### 任务要求
返回下列数据行中所有包含字符串“executables”的行，匹配时区分大小写。

### 输入数据
____

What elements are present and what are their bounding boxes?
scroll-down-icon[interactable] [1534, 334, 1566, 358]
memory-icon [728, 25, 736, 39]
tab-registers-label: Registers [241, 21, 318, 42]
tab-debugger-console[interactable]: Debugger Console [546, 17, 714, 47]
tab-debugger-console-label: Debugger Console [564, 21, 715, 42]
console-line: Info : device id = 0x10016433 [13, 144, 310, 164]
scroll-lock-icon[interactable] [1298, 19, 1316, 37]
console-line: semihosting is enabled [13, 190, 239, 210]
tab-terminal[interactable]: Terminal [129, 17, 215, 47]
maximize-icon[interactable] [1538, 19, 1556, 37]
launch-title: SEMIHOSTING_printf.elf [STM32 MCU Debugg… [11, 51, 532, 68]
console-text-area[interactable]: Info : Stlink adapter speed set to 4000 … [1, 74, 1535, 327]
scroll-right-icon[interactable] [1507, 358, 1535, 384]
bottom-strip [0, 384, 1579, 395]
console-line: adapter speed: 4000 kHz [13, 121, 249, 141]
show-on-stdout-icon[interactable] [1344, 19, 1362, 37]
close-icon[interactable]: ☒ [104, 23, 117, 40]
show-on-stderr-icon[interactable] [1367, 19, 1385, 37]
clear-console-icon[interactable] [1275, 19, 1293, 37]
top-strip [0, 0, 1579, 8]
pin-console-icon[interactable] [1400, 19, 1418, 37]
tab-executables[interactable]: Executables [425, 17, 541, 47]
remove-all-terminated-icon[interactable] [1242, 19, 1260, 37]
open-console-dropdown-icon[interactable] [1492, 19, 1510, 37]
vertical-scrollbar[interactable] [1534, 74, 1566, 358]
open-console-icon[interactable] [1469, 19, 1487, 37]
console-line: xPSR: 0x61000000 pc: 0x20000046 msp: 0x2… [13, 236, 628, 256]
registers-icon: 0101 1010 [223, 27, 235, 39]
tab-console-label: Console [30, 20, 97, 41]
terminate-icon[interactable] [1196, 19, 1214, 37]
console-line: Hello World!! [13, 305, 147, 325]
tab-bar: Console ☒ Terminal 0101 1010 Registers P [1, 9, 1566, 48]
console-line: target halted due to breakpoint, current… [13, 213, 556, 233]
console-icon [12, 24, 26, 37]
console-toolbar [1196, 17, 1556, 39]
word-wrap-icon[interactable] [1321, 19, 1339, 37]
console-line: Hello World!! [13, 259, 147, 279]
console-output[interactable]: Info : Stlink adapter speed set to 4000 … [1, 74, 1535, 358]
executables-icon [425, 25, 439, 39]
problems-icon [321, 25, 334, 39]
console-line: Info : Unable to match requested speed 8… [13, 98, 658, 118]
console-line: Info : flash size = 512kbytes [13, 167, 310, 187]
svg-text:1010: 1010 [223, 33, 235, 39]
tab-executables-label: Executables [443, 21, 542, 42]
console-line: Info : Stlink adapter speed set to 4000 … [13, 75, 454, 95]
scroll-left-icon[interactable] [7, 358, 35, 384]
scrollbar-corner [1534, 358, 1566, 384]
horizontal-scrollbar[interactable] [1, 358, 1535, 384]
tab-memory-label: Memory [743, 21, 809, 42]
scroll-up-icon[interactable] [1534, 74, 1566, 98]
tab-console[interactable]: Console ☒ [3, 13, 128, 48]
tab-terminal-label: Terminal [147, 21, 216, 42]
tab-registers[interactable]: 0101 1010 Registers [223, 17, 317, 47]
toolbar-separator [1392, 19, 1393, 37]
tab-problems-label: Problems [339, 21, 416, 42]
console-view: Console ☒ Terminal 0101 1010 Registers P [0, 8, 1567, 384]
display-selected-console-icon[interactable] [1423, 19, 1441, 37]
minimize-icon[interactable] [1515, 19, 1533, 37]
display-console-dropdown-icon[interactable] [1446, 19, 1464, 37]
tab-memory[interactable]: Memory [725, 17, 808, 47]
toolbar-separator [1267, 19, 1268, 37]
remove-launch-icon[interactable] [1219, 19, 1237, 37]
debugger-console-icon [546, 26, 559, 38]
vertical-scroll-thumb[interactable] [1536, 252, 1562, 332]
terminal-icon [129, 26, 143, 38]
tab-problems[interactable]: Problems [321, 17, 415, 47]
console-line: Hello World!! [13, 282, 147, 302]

____

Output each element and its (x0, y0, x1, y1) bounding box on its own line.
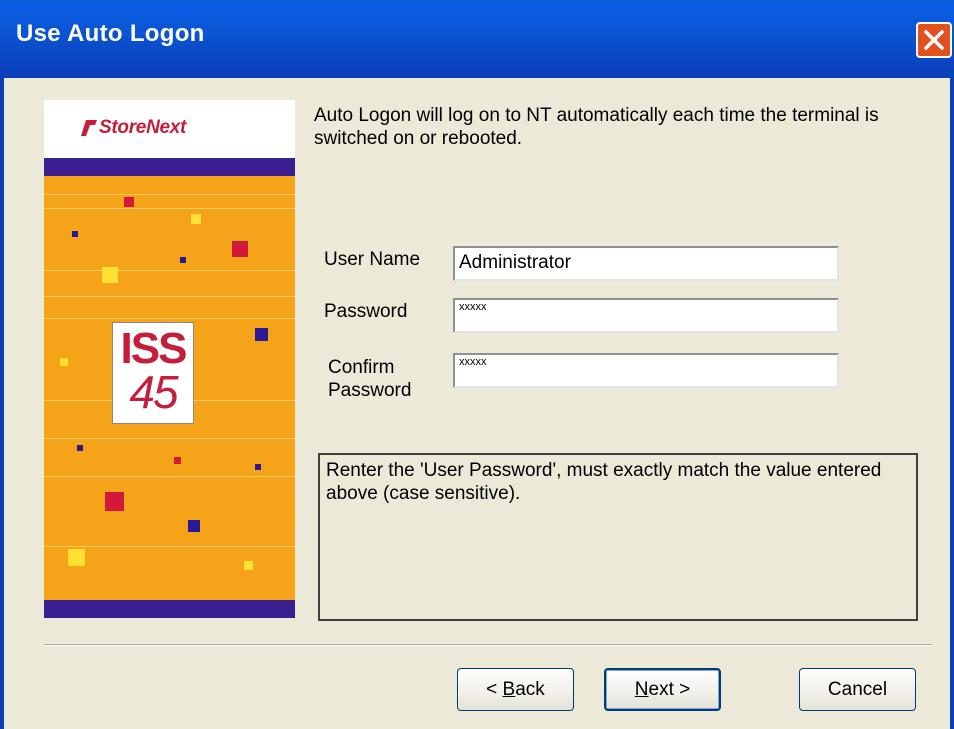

____

### 执行结果
tab-executables[interactable]: Executables [425, 17, 541, 47]
executables-icon [425, 25, 439, 39]
tab-executables-label: Executables [443, 21, 542, 42]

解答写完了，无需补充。